> **What is required**
Search the entries below. Return every line that has "this" in it.

> **Available records**
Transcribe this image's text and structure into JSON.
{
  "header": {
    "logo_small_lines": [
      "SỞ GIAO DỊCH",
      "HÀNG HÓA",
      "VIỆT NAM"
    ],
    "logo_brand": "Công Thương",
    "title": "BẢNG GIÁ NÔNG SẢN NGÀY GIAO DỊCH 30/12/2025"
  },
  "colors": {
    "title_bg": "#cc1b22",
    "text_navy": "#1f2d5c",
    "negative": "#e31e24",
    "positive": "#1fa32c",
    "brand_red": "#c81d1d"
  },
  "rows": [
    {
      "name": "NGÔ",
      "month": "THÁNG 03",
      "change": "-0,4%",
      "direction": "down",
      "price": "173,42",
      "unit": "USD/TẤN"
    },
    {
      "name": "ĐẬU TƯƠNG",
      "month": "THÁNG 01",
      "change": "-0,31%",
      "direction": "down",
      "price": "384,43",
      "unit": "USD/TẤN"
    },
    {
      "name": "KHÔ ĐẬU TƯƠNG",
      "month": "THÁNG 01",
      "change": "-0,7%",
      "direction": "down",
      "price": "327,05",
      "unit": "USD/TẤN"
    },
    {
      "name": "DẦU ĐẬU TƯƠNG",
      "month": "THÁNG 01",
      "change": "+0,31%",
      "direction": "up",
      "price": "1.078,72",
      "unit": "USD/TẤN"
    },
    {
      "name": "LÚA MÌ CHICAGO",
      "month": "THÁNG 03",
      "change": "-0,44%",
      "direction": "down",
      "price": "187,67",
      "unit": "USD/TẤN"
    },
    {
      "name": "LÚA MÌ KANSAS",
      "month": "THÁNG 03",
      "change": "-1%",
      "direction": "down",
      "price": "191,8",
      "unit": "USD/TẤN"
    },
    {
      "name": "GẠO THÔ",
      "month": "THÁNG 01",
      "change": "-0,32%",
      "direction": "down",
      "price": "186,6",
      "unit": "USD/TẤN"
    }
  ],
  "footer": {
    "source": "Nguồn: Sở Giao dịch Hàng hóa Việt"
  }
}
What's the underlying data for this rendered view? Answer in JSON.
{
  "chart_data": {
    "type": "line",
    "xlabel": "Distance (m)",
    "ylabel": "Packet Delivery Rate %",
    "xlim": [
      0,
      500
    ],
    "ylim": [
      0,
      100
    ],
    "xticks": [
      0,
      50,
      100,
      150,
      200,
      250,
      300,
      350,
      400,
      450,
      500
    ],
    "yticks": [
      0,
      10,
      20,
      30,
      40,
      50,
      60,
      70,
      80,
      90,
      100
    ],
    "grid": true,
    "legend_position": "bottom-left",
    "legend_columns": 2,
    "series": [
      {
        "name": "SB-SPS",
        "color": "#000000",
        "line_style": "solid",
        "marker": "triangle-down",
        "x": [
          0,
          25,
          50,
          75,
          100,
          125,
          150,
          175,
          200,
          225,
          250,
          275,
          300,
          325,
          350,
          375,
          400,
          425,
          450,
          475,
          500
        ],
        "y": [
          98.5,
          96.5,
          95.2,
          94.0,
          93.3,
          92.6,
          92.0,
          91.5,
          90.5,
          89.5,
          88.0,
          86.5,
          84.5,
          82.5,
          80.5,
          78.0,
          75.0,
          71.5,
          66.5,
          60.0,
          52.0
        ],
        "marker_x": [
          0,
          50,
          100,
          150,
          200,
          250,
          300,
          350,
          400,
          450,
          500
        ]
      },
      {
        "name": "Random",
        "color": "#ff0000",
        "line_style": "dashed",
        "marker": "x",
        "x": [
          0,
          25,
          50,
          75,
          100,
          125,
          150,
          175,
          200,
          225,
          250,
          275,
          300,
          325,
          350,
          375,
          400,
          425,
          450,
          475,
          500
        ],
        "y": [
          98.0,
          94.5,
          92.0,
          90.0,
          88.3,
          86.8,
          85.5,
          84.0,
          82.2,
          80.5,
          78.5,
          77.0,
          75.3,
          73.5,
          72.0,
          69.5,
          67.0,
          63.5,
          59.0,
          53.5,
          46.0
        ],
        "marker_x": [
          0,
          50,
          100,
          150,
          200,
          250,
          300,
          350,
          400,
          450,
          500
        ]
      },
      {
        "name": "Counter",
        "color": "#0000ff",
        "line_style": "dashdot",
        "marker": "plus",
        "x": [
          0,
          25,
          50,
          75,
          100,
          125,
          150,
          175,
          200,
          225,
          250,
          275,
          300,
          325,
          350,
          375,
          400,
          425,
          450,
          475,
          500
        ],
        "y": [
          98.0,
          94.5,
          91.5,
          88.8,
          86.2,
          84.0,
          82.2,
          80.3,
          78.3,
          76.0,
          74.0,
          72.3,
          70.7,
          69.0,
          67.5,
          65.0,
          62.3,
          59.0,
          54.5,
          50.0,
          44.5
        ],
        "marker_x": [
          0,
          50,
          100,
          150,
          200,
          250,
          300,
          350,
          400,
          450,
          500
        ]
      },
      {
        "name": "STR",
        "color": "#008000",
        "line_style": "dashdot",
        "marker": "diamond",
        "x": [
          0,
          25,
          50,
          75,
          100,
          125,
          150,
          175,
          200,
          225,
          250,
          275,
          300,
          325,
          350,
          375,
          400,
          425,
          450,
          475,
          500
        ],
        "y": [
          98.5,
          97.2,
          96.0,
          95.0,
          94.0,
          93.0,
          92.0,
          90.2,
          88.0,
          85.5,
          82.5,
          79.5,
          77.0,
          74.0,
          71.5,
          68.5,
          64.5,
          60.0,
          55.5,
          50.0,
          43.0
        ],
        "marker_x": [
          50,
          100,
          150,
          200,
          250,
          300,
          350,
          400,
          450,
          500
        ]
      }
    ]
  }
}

> **Output of the exercise**
Transcribe this image's text and structure into JSON.
What's the underlying data for this rendered view? Answer in JSON.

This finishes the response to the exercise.